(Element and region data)
◇ ◇ ◇ ◇ ◇ ◇ ◇
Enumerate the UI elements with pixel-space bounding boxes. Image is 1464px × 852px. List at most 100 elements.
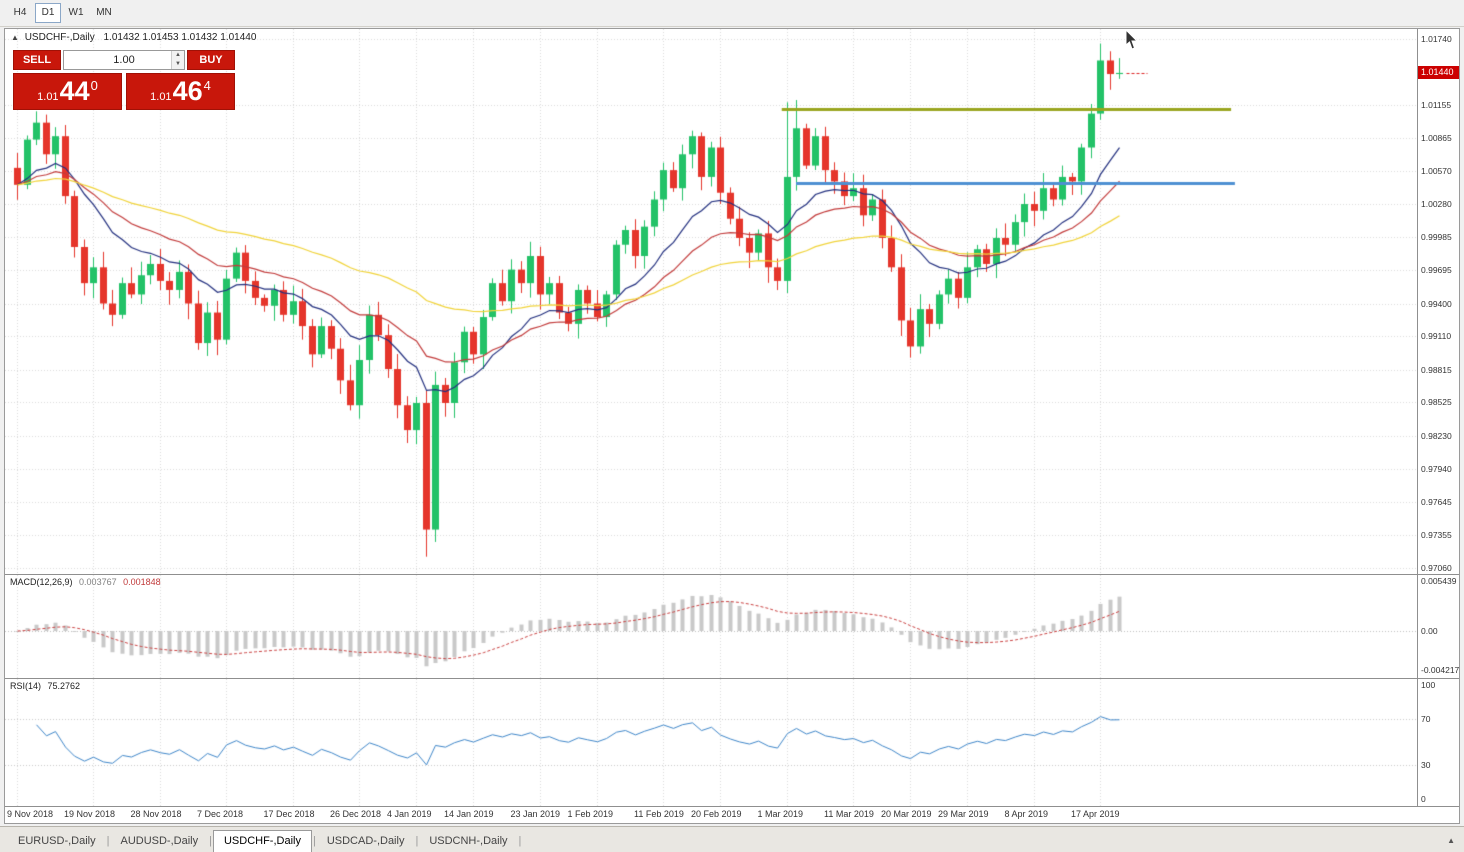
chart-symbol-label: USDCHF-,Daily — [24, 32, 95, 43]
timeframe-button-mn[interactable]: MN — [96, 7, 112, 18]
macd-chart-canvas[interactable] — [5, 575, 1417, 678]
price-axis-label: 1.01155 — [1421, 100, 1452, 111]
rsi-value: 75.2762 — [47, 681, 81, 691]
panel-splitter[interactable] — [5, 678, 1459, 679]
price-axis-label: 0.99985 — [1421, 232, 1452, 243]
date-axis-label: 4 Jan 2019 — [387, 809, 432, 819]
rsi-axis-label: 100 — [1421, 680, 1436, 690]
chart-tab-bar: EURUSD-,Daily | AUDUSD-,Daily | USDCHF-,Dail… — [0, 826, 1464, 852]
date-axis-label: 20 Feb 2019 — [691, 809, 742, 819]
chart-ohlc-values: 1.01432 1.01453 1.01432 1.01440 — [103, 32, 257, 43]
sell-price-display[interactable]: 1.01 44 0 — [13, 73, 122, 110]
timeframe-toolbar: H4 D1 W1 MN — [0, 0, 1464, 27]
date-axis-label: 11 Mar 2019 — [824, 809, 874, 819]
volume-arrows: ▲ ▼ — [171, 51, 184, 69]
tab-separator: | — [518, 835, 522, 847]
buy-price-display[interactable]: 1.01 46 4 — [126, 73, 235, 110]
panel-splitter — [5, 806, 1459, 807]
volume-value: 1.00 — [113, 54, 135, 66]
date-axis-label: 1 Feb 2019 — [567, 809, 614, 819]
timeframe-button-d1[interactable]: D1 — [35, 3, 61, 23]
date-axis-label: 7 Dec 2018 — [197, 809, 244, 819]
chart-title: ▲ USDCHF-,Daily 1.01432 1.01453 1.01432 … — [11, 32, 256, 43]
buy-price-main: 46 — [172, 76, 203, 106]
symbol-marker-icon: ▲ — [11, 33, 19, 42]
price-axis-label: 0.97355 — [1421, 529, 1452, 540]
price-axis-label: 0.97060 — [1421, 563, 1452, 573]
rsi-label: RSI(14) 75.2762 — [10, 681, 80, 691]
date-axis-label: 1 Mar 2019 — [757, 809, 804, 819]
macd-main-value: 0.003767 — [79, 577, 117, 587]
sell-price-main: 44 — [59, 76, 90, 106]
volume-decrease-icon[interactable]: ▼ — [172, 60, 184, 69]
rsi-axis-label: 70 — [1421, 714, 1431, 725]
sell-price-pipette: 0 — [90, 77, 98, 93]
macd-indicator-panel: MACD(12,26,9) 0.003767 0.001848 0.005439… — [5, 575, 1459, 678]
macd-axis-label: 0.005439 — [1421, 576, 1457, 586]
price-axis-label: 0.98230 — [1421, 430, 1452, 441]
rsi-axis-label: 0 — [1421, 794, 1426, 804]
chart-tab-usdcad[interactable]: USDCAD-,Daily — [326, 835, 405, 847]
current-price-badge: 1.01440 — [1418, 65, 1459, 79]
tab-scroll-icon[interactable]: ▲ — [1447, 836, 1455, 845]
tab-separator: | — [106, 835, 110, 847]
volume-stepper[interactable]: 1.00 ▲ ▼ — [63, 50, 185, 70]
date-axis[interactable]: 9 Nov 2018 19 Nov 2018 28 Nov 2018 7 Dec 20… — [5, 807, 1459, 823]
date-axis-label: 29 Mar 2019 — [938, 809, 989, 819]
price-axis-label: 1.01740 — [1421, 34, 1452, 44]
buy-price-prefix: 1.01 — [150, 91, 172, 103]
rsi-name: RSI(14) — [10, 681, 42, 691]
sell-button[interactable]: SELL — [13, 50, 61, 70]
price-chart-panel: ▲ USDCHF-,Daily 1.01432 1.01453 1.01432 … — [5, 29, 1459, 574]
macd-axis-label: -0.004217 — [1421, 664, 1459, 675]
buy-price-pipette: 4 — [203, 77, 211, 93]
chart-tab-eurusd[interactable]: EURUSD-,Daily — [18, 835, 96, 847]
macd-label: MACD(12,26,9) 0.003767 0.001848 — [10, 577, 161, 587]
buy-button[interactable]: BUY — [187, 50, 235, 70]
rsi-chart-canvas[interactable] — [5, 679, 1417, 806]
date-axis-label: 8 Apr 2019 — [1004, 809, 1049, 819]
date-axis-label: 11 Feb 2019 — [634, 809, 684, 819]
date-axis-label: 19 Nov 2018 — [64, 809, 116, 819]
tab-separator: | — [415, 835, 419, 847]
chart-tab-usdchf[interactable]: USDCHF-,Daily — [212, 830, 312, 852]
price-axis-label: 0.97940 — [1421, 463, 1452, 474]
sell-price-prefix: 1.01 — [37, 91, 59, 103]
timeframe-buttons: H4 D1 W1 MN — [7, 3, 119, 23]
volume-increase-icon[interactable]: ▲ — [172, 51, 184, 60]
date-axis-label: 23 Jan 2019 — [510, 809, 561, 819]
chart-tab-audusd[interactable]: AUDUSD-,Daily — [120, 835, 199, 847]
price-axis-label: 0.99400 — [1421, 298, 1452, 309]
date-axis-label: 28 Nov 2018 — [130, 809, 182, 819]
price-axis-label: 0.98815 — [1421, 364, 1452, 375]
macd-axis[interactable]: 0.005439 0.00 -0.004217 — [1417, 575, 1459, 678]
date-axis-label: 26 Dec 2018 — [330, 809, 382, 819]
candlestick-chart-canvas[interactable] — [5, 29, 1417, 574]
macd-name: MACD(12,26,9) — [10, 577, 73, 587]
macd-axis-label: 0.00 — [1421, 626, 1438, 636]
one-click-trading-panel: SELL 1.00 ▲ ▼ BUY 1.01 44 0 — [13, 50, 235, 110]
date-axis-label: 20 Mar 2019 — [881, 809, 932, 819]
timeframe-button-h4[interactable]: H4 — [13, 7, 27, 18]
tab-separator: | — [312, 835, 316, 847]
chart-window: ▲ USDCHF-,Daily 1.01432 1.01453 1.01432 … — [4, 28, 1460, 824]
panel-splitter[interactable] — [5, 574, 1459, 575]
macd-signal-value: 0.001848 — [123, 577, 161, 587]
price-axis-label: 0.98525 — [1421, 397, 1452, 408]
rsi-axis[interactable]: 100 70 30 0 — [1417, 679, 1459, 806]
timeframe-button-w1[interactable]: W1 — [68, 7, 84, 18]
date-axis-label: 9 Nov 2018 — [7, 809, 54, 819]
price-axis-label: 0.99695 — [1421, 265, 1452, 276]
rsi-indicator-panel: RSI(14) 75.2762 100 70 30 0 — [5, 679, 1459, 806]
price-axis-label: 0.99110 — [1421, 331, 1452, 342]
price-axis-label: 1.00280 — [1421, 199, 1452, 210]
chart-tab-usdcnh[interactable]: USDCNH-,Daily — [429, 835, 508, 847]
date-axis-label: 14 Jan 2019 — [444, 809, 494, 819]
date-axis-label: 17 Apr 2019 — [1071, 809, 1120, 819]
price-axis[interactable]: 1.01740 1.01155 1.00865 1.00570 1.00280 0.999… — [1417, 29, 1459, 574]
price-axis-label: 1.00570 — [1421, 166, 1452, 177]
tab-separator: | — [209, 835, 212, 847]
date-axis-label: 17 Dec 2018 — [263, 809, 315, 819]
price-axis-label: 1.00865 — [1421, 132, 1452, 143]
◇ ◇ ◇ ◇ ◇ ◇ ◇
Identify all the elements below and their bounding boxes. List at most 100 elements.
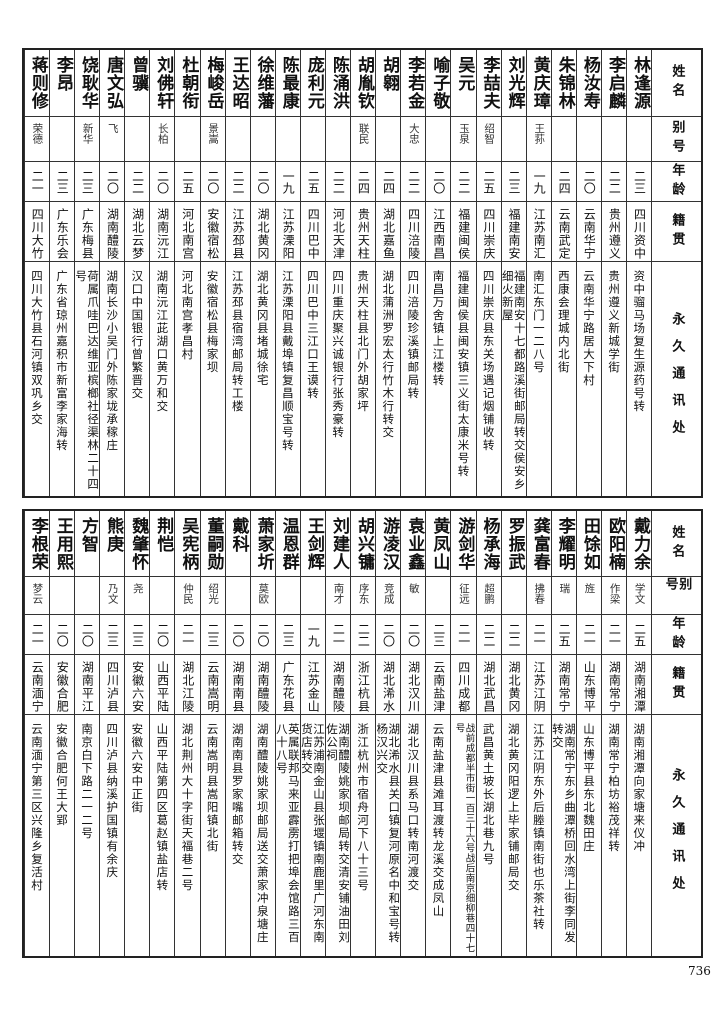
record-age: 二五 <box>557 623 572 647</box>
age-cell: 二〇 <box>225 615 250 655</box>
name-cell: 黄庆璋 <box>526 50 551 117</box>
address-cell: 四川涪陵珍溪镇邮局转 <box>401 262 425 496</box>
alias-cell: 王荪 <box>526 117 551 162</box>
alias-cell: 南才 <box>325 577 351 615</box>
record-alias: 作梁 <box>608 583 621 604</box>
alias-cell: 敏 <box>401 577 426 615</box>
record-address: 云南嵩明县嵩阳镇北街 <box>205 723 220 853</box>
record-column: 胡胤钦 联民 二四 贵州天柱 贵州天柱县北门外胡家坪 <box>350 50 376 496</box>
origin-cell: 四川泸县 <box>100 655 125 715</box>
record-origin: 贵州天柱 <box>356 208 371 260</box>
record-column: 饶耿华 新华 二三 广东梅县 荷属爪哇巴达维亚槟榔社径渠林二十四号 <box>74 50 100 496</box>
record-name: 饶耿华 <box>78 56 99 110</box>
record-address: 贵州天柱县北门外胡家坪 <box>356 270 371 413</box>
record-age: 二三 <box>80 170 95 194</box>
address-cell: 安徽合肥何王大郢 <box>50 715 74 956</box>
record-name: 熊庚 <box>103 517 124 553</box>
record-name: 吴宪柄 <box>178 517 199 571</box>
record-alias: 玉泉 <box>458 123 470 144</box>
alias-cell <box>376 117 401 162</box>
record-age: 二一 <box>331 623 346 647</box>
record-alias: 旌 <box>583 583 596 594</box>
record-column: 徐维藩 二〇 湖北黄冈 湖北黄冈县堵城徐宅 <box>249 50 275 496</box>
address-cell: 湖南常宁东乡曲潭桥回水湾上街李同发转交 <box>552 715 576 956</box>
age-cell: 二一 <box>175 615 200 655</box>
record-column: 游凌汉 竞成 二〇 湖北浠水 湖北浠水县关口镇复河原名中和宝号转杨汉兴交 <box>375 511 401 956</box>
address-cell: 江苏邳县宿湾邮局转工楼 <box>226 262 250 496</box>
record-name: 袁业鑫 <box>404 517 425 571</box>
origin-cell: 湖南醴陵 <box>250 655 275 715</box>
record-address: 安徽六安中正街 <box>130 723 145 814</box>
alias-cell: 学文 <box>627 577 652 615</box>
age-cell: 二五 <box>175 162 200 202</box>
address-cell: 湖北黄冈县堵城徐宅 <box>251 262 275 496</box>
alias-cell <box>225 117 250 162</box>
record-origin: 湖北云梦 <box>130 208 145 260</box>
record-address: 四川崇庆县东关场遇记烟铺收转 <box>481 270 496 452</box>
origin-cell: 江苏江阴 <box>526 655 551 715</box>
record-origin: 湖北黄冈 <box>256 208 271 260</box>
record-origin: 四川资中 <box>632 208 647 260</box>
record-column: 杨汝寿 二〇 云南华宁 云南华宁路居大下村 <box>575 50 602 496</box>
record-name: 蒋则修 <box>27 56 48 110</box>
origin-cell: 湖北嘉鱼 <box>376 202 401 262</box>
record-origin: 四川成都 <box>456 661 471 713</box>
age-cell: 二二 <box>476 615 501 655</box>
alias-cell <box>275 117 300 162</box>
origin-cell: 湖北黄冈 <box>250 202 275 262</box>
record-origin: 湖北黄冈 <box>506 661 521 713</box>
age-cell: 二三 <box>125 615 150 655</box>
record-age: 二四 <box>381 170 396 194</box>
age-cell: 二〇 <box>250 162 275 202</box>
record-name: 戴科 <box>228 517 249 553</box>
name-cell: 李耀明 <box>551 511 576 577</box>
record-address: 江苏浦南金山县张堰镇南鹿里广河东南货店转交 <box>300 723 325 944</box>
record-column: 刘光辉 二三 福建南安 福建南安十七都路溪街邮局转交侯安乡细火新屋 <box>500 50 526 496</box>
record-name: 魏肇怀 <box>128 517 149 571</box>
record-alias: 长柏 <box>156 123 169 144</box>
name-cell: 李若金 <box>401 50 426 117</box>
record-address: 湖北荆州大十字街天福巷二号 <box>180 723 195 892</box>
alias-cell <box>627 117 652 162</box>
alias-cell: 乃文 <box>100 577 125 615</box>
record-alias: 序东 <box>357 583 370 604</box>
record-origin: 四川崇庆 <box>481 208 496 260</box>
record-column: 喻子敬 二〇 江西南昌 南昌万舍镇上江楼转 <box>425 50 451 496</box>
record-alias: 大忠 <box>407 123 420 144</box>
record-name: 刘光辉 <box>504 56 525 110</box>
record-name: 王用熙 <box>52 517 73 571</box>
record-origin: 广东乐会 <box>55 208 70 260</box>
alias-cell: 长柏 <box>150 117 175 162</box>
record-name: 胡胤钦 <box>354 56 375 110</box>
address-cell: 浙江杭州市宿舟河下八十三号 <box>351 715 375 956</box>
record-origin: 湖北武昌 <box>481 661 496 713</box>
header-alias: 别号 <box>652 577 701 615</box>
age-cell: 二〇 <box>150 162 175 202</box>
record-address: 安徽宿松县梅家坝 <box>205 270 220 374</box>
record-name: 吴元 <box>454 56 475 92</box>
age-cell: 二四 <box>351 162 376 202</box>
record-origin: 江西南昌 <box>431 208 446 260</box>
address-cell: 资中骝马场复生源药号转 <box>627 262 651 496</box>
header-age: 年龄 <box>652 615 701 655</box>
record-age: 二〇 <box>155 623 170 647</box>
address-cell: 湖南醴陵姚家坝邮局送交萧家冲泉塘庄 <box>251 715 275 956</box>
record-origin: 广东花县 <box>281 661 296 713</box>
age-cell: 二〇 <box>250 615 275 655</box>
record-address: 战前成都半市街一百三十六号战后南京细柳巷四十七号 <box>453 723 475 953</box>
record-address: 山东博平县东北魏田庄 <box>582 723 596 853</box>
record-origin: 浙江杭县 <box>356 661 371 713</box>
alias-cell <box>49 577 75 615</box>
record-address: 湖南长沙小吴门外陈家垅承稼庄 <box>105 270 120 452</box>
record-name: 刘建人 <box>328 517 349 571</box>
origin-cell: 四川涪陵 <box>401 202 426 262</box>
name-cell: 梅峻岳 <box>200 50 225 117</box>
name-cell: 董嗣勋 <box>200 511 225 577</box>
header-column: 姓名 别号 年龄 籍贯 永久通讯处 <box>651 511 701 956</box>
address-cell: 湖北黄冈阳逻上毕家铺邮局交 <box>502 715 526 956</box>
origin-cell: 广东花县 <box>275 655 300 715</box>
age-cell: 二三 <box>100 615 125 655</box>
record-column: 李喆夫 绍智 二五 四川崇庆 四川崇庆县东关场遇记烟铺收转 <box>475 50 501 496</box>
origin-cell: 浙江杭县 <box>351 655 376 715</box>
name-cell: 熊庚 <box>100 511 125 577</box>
◇ ◇ ◇ ◇ ◇ ◇ ◇
▸ Exercise details
List every line of the rows above that contains the string "广东花县", matching case.

▸ Response
record-origin: 广东花县 <box>281 661 296 713</box>
origin-cell: 广东花县 <box>275 655 300 715</box>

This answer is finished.